-- Source material start --

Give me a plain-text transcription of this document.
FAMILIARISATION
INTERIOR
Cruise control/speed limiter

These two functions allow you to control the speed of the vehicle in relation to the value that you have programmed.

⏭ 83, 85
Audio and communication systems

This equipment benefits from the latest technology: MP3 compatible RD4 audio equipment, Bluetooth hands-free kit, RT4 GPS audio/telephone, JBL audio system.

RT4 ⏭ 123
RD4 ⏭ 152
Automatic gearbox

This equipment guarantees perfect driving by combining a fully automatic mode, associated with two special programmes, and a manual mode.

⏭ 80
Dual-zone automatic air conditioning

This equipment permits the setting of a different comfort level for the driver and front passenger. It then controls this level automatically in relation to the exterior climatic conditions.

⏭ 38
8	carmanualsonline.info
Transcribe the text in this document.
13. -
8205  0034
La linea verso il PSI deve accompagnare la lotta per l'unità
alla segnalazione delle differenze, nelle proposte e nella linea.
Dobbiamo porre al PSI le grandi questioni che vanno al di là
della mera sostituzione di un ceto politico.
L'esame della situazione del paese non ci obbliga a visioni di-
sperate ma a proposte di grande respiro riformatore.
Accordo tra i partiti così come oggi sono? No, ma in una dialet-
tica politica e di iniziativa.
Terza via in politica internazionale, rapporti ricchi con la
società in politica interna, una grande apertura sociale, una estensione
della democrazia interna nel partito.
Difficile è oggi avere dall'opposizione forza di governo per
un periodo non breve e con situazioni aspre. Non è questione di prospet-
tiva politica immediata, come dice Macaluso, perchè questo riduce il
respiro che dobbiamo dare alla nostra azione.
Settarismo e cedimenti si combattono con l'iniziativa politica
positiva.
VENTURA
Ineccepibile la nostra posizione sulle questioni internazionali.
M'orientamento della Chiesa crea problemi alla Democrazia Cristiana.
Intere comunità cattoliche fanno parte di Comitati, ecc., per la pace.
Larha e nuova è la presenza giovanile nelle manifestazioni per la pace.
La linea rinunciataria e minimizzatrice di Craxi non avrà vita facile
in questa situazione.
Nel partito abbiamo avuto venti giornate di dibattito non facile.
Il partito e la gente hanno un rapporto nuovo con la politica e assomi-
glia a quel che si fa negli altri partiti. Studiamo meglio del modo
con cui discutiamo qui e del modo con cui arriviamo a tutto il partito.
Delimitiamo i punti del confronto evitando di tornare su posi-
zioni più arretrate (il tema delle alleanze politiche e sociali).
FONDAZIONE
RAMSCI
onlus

-- Source material end --

● **Exercise aim**
Transcribe all of the lines in the records precisely.

● **Answer to this problem**
Give me a plain-text transcription of this document.
FAMILIARISATION
INTERIOR
Cruise control/speed limiter

These two functions allow you to control the speed of the vehicle in relation to the value that you have programmed.

⏭ 83, 85
Audio and communication systems

This equipment benefits from the latest technology: MP3 compatible RD4 audio equipment, Bluetooth hands-free kit, RT4 GPS audio/telephone, JBL audio system.

RT4 ⏭ 123
RD4 ⏭ 152
Automatic gearbox

This equipment guarantees perfect driving by combining a fully automatic mode, associated with two special programmes, and a manual mode.

⏭ 80
Dual-zone automatic air conditioning

This equipment permits the setting of a different comfort level for the driver and front passenger. It then controls this level automatically in relation to the exterior climatic conditions.

⏭ 38
8	carmanualsonline.info
Transcribe the text in this document.
13. -
8205  0034
La linea verso il PSI deve accompagnare la lotta per l'unità
alla segnalazione delle differenze, nelle proposte e nella linea.
Dobbiamo porre al PSI le grandi questioni che vanno al di là
della mera sostituzione di un ceto politico.
L'esame della situazione del paese non ci obbliga a visioni di-
sperate ma a proposte di grande respiro riformatore.
Accordo tra i partiti così come oggi sono? No, ma in una dialet-
tica politica e di iniziativa.
Terza via in politica internazionale, rapporti ricchi con la
società in politica interna, una grande apertura sociale, una estensione
della democrazia interna nel partito.
Difficile è oggi avere dall'opposizione forza di governo per
un periodo non breve e con situazioni aspre. Non è questione di prospet-
tiva politica immediata, come dice Macaluso, perchè questo riduce il
respiro che dobbiamo dare alla nostra azione.
Settarismo e cedimenti si combattono con l'iniziativa politica
positiva.
VENTURA
Ineccepibile la nostra posizione sulle questioni internazionali.
M'orientamento della Chiesa crea problemi alla Democrazia Cristiana.
Intere comunità cattoliche fanno parte di Comitati, ecc., per la pace.
Larha e nuova è la presenza giovanile nelle manifestazioni per la pace.
La linea rinunciataria e minimizzatrice di Craxi non avrà vita facile
in questa situazione.
Nel partito abbiamo avuto venti giornate di dibattito non facile.
Il partito e la gente hanno un rapporto nuovo con la politica e assomi-
glia a quel che si fa negli altri partiti. Studiamo meglio del modo
con cui discutiamo qui e del modo con cui arriviamo a tutto il partito.
Delimitiamo i punti del confronto evitando di tornare su posi-
zioni più arretrate (il tema delle alleanze politiche e sociali).
FONDAZIONE
RAMSCI
onlus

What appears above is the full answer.